* _PASSAGE_
++++++++++++++++++++

Abstract
Kingston, Diehl, Kirk, and Castleman (Journal of Phonetics, 2008) present a sophisticated experimental design and detection theoretic analysis of the internal auditory structure of phonological contrasts. However, a potentially important aspect of multidimensional detection theory – the covariance structure of assumed underlying multivariate Gaussian perceptual densities – was left unexplored. We discuss Kingston, et al.'s approach in the context of a general definition of multidimensional d′ and present a description of two distinct configurations of perceptual densities requiring fundamentally different interpretations that account equally well for the “mean-shift integrality” results reported by Kingston, et al. We end with a brief discussion of approaches to distinguishing these underlying configurations empirically.
1. Background
Kingston, Diehl, Kirk, and Castleman (2008; henceforth, KDKC) report an extremely interesting investigation of the internal auditory structure of phonological contrasts. We applaud this work, since we believe that this is an important and largely unexplored part of phonetics. KDKC's design is quite sophisticated, and their use of Signal Detection Theory (Green & Swets, 1966; henceforth SDT) in the study of auditory perception has much to recommend it.
This letter is intended to point out some additional subtleties of multidimensional SDT (also called General Recognition Theory, henceforth GRT; Ashby & Townsend, 1986, inter alia) which are left unexplored by KDKC (and which suggest interesting areas for future work). Specifically, their analyses rely on potentially unwarranted assumptions about underlying multidimensional perceptual distributions. Alternative explanations are possible for at least some of their findings.

++++++++++++++++++++

* _LISTED RECORDS_
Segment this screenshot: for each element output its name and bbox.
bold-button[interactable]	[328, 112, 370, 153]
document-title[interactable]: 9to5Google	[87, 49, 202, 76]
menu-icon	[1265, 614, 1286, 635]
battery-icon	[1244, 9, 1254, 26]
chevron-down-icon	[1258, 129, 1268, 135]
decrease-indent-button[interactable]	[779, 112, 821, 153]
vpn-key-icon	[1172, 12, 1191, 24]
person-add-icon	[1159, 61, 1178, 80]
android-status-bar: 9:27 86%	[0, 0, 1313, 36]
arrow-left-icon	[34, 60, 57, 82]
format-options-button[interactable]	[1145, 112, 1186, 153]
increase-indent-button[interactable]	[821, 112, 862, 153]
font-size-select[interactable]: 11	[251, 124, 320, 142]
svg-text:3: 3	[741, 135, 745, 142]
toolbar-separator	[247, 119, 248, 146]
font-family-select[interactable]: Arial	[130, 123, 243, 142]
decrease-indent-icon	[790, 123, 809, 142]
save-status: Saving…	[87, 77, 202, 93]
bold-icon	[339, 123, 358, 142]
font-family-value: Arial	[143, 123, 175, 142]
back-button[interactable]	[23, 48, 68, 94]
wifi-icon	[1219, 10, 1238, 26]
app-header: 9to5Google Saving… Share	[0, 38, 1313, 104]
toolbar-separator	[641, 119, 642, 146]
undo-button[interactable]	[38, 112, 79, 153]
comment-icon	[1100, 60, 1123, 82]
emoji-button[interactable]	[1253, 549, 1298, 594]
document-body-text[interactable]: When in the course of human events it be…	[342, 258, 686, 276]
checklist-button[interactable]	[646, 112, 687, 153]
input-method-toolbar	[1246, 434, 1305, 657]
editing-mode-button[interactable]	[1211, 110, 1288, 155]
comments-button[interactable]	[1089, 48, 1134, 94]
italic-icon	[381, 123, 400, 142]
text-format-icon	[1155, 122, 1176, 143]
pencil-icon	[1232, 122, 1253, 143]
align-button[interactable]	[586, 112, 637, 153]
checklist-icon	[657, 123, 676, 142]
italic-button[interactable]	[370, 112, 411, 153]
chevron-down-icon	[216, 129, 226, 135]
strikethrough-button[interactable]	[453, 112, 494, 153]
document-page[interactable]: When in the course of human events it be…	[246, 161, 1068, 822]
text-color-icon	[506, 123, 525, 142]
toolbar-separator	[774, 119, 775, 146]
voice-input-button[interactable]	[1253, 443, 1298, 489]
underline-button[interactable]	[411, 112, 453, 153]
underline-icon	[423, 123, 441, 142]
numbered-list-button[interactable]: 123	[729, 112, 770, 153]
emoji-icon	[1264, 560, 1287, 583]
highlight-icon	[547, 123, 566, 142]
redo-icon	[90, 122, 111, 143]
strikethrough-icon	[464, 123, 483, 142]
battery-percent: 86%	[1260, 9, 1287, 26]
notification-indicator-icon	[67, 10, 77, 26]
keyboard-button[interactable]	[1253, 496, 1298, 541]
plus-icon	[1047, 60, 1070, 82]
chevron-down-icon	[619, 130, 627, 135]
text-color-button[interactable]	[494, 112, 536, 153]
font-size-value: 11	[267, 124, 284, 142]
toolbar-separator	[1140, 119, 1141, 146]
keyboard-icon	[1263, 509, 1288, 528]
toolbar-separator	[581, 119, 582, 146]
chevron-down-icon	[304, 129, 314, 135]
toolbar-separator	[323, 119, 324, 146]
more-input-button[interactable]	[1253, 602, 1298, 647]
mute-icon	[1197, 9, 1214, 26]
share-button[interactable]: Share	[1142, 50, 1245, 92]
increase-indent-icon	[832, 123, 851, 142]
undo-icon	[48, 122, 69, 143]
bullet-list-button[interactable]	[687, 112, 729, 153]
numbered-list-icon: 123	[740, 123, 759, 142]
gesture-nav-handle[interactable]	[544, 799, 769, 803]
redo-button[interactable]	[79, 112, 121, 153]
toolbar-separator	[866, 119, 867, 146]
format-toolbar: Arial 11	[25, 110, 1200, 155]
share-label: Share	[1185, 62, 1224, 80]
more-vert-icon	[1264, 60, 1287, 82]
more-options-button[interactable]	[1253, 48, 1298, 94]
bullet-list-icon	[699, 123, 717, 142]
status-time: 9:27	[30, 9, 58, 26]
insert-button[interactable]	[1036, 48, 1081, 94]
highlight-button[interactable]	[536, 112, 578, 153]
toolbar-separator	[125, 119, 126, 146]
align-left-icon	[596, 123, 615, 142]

++++++++++++++++++++

* _WHAT YOU HAVE TO DO_
Summarize the passage on multidimensional detection theory in two sentences. The records aren't needed for this.

* _RESULT FOR THIS TASK_
Kingston, Diehl, Kirk, and Castleman (2008) used a sophisticated design and Signal Detection Theory to study the internal auditory structure of phonological contrasts, but they left unexplored the covariance structure of the assumed multivariate Gaussian perceptual densities. Their analyses therefore rest on potentially unwarranted assumptions, since two distinct configurations of perceptual densities requiring fundamentally different interpretations account equally well for their "mean-shift integrality" results.